- EXERCISE
Transcribe the full listing below exactly.

- DATA IN THIS EXERCISE
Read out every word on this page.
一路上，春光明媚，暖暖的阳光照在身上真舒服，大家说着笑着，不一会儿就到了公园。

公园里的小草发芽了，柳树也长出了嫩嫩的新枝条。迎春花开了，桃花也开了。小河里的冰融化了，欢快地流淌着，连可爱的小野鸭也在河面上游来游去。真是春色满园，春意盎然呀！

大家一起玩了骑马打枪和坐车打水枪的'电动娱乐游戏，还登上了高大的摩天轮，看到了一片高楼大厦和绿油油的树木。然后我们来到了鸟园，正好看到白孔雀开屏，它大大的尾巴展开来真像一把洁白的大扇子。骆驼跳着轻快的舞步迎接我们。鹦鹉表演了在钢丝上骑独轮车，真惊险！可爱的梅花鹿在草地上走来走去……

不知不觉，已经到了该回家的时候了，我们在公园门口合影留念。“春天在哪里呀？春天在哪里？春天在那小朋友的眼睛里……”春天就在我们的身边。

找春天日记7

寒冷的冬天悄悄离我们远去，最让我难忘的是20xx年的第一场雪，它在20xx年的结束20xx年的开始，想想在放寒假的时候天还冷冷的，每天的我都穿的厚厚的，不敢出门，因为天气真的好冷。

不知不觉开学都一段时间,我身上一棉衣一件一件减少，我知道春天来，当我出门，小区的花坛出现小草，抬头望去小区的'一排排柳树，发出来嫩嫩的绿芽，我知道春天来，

- REPLY
Read out every word on this page.
一路上，春光明媚，暖暖的阳光照在身上真舒服，大家说着笑着，不一会儿就到了公园。

公园里的小草发芽了，柳树也长出了嫩嫩的新枝条。迎春花开了，桃花也开了。小河里的冰融化了，欢快地流淌着，连可爱的小野鸭也在河面上游来游去。真是春色满园，春意盎然呀！

大家一起玩了骑马打枪和坐车打水枪的'电动娱乐游戏，还登上了高大的摩天轮，看到了一片高楼大厦和绿油油的树木。然后我们来到了鸟园，正好看到白孔雀开屏，它大大的尾巴展开来真像一把洁白的大扇子。骆驼跳着轻快的舞步迎接我们。鹦鹉表演了在钢丝上骑独轮车，真惊险！可爱的梅花鹿在草地上走来走去……

不知不觉，已经到了该回家的时候了，我们在公园门口合影留念。“春天在哪里呀？春天在哪里？春天在那小朋友的眼睛里……”春天就在我们的身边。

找春天日记7

寒冷的冬天悄悄离我们远去，最让我难忘的是20xx年的第一场雪，它在20xx年的结束20xx年的开始，想想在放寒假的时候天还冷冷的，每天的我都穿的厚厚的，不敢出门，因为天气真的好冷。

不知不觉开学都一段时间,我身上一棉衣一件一件减少，我知道春天来，当我出门，小区的花坛出现小草，抬头望去小区的'一排排柳树，发出来嫩嫩的绿芽，我知道春天来，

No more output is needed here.